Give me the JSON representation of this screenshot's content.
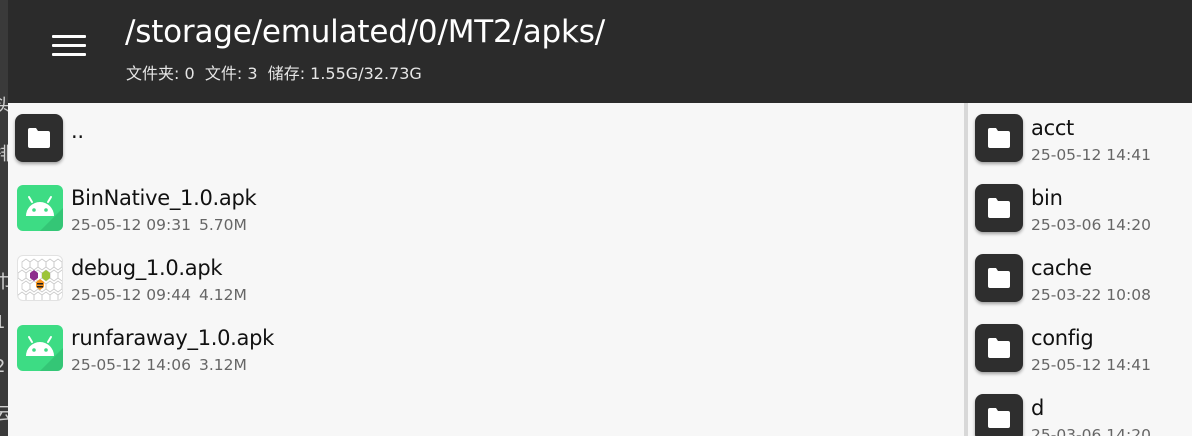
{
  "header": {
    "path": "/storage/emulated/0/MT2/apks/",
    "folders_label": "文件夹: 0",
    "files_label": "文件: 3",
    "storage_label": "储存: 1.55G/32.73G"
  },
  "left_pane": {
    "parent_label": "..",
    "files": [
      {
        "name": "BinNative_1.0.apk",
        "date": "25-05-12 09:31",
        "size": "5.70M",
        "icon": "android-icon"
      },
      {
        "name": "debug_1.0.apk",
        "date": "25-05-12 09:44",
        "size": "4.12M",
        "icon": "honeycomb-app-icon"
      },
      {
        "name": "runfaraway_1.0.apk",
        "date": "25-05-12 14:06",
        "size": "3.12M",
        "icon": "android-icon"
      }
    ]
  },
  "right_pane": {
    "folders": [
      {
        "name": "acct",
        "date": "25-05-12 14:41"
      },
      {
        "name": "bin",
        "date": "25-03-06 14:20"
      },
      {
        "name": "cache",
        "date": "25-03-22 10:08"
      },
      {
        "name": "config",
        "date": "25-05-12 14:41"
      },
      {
        "name": "d",
        "date": "25-03-06 14:20"
      }
    ]
  },
  "colors": {
    "appbar": "#2b2b2b",
    "pane_background": "#f7f7f7",
    "android_green": "#3ddc84",
    "folder_tile": "#2e2e2e"
  }
}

=-=-=

* **What to do**: Copy the material above exactly and drop the pictures.

* **Result of the exercise**:
Give me the JSON representation of this screenshot's content.
{
  "header": {
    "path": "/storage/emulated/0/MT2/apks/",
    "folders_label": "文件夹: 0",
    "files_label": "文件: 3",
    "storage_label": "储存: 1.55G/32.73G"
  },
  "left_pane": {
    "parent_label": "..",
    "files": [
      {
        "name": "BinNative_1.0.apk",
        "date": "25-05-12 09:31",
        "size": "5.70M",
        "icon": "android-icon"
      },
      {
        "name": "debug_1.0.apk",
        "date": "25-05-12 09:44",
        "size": "4.12M",
        "icon": "honeycomb-app-icon"
      },
      {
        "name": "runfaraway_1.0.apk",
        "date": "25-05-12 14:06",
        "size": "3.12M",
        "icon": "android-icon"
      }
    ]
  },
  "right_pane": {
    "folders": [
      {
        "name": "acct",
        "date": "25-05-12 14:41"
      },
      {
        "name": "bin",
        "date": "25-03-06 14:20"
      },
      {
        "name": "cache",
        "date": "25-03-22 10:08"
      },
      {
        "name": "config",
        "date": "25-05-12 14:41"
      },
      {
        "name": "d",
        "date": "25-03-06 14:20"
      }
    ]
  },
  "colors": {
    "appbar": "#2b2b2b",
    "pane_background": "#f7f7f7",
    "android_green": "#3ddc84",
    "folder_tile": "#2e2e2e"
  }
}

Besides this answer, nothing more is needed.